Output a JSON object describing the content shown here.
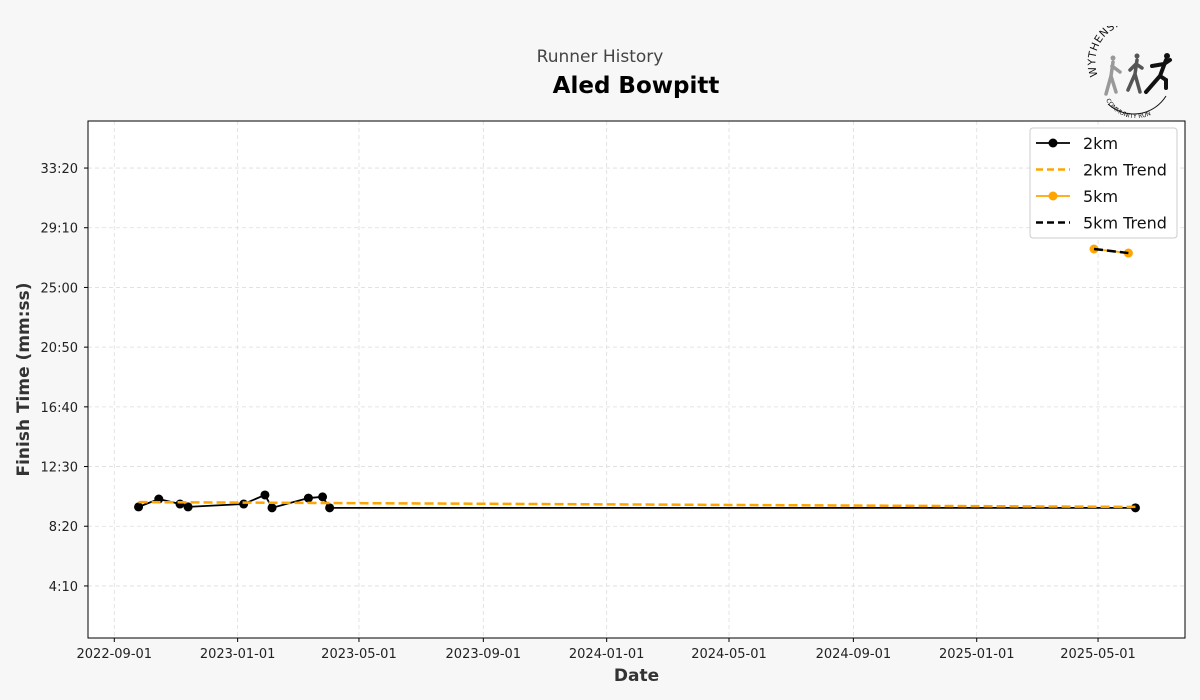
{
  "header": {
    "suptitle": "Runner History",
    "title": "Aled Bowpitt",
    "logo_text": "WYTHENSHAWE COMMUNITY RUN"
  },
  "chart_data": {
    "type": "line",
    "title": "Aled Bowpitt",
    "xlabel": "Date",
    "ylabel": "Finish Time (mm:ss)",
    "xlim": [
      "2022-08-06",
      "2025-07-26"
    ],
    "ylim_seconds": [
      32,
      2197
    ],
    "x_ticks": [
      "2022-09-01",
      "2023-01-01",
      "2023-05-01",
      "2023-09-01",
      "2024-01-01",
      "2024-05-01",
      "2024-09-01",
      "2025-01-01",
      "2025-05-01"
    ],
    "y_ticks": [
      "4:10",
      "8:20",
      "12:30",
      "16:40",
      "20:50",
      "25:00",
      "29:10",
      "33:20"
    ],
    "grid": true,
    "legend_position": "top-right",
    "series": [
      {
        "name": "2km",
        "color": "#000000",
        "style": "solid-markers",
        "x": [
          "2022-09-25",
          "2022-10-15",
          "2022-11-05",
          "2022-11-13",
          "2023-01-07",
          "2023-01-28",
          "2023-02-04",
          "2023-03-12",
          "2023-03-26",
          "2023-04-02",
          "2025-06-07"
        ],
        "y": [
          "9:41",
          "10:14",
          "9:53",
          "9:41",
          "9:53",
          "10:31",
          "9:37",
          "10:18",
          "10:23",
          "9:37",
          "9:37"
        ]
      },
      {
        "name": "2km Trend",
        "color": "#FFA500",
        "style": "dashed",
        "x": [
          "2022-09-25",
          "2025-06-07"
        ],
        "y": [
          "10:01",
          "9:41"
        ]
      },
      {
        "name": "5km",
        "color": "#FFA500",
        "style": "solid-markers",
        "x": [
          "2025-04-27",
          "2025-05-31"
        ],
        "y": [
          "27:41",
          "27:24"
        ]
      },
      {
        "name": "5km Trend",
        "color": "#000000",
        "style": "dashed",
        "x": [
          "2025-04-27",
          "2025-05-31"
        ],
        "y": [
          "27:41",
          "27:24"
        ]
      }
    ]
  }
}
-*-
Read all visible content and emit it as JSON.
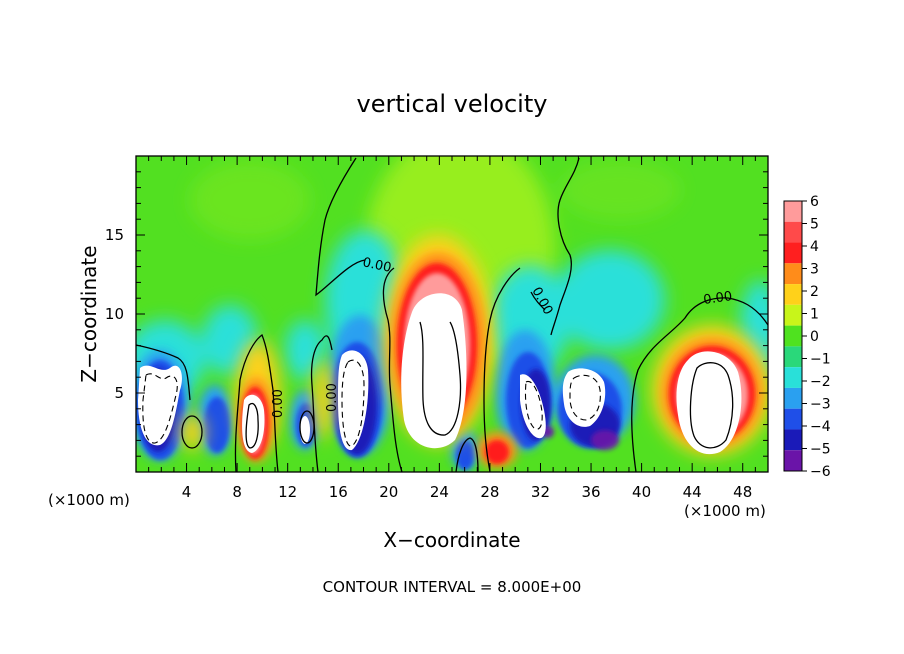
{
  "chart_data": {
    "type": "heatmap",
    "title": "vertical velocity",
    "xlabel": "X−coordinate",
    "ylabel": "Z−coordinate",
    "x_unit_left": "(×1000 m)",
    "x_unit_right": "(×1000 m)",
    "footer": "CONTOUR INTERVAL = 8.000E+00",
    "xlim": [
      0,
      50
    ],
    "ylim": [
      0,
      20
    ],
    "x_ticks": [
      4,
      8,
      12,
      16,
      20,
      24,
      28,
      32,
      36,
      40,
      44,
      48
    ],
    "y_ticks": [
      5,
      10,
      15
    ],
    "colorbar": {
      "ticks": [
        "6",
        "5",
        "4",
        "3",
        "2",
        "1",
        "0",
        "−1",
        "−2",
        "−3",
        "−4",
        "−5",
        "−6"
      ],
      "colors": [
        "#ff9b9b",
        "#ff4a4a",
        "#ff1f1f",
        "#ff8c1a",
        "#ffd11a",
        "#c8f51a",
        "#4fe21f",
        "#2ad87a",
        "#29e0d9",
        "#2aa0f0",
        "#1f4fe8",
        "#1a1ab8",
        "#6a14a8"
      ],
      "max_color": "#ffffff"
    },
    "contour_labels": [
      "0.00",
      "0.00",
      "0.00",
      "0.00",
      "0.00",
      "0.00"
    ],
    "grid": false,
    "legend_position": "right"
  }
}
-*-
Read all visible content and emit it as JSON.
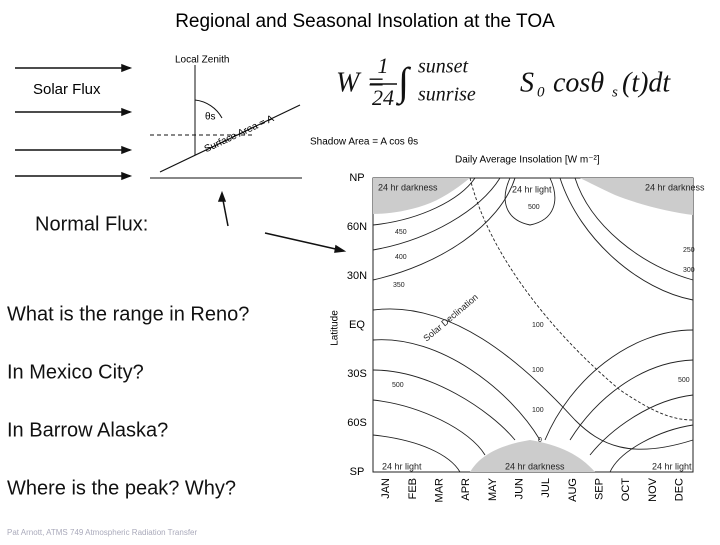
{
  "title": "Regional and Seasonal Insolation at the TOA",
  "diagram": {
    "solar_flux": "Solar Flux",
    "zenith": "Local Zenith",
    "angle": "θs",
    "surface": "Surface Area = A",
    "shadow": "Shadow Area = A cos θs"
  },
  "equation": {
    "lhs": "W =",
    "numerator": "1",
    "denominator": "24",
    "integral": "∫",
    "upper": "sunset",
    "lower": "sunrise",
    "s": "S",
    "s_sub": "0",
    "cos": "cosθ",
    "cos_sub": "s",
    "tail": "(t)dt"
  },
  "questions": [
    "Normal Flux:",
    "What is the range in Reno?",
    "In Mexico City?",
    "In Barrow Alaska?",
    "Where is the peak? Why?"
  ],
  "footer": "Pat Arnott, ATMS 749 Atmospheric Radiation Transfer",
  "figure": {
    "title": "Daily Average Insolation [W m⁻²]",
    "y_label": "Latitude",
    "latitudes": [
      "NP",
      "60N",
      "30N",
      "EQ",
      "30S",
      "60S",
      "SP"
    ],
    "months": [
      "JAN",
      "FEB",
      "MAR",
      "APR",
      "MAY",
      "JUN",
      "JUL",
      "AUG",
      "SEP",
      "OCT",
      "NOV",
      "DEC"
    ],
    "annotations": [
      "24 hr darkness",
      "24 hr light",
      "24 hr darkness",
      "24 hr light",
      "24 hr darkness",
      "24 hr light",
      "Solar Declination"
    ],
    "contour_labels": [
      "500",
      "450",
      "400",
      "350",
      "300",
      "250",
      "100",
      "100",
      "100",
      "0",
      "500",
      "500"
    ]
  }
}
-*-
» WRITTEN EXERCISE
State the number of lines in the records that contain the string "ylabel", and nothing more.

» TASK OUTPUT
2